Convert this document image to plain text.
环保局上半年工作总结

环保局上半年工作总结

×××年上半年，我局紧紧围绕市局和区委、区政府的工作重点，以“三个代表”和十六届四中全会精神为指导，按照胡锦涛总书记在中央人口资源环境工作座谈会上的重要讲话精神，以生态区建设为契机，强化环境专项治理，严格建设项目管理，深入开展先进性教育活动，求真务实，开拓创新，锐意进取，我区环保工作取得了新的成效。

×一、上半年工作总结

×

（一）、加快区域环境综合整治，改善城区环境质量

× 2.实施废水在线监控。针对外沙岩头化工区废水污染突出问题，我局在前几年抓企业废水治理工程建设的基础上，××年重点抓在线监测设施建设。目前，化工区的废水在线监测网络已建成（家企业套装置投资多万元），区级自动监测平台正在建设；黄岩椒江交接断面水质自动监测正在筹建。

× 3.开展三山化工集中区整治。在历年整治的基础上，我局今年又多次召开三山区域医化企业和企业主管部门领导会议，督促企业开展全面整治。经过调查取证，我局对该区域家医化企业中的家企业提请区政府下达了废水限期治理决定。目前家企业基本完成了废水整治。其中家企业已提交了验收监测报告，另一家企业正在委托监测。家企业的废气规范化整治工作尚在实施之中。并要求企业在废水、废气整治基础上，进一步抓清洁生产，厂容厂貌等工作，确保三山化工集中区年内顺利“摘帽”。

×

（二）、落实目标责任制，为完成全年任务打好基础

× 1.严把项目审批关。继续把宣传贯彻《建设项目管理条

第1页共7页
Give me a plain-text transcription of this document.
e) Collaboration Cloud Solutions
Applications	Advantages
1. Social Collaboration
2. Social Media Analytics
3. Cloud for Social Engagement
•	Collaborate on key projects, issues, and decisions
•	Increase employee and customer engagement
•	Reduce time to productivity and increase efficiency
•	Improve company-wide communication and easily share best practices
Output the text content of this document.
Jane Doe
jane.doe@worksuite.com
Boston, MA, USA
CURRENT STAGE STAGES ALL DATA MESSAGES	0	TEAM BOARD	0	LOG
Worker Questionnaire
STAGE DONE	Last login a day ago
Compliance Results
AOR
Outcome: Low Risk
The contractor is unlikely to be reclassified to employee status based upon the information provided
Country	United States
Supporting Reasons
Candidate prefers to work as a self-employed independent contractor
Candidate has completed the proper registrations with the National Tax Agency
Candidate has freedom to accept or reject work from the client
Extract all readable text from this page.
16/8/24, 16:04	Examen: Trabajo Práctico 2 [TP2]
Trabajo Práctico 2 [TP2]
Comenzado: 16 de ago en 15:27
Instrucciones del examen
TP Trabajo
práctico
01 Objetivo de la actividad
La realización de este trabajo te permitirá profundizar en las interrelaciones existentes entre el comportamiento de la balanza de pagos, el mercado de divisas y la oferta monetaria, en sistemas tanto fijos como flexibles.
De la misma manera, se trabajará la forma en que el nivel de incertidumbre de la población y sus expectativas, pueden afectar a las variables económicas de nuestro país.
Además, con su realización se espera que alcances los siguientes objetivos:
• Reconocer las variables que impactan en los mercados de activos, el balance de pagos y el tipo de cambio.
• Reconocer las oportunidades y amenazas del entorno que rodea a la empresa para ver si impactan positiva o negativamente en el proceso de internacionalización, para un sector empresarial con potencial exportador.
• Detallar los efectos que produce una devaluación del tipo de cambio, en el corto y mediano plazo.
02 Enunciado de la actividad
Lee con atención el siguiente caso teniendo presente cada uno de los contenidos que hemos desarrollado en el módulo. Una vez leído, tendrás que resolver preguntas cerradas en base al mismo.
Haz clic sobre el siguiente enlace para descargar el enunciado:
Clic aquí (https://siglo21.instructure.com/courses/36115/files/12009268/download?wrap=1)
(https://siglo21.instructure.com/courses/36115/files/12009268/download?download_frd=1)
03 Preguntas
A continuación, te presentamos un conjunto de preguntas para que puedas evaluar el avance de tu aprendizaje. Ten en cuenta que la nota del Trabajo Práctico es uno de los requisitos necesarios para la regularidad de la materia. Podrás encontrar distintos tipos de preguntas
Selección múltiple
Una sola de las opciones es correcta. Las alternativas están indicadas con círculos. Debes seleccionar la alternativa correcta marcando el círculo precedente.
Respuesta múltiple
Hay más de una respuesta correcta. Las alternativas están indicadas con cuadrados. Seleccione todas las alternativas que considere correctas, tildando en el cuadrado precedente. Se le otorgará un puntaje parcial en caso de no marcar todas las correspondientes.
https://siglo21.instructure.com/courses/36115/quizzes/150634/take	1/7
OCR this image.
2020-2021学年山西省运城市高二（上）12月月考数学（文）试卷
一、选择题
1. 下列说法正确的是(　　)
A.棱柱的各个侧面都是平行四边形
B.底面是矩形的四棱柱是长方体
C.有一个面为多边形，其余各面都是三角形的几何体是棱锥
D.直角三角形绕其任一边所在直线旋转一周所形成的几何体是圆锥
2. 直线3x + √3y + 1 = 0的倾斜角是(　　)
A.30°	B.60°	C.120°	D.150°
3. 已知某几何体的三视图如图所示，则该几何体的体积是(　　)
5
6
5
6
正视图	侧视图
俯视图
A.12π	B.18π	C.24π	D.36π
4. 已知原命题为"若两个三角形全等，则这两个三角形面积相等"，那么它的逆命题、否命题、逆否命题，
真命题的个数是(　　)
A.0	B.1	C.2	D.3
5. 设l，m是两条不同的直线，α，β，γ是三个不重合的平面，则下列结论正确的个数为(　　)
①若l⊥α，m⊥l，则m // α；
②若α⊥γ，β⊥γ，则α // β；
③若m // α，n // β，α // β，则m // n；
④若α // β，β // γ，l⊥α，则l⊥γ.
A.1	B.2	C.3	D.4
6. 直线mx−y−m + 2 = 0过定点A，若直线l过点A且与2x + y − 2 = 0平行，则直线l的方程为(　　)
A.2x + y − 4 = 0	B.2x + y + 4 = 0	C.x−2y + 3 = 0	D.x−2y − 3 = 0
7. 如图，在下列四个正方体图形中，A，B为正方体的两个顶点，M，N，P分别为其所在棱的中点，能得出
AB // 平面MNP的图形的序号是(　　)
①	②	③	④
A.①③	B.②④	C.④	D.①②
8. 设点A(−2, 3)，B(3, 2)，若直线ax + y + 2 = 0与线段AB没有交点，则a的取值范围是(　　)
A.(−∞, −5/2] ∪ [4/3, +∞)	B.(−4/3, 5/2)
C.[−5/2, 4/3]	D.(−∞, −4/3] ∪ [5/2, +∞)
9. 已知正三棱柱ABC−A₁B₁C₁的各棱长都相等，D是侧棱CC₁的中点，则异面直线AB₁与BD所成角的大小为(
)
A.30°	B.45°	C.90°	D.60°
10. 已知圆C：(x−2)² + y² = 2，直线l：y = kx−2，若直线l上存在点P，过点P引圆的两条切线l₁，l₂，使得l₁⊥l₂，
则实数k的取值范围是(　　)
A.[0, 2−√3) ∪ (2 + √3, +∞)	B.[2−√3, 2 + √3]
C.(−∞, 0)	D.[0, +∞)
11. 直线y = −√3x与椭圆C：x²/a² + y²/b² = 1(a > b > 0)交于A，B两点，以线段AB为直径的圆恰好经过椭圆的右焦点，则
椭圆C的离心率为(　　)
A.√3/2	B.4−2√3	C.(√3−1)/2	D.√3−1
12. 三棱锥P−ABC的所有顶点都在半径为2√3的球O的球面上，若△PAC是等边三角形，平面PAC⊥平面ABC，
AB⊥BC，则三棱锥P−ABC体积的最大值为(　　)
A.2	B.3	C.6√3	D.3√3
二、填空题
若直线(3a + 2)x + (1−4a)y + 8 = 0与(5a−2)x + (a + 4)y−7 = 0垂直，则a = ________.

Written task
Scan the records for the string "Social". Copy each line in which it appears.

Task result
1. Social Collaboration
2. Social Media Analytics
3. Cloud for Social Engagement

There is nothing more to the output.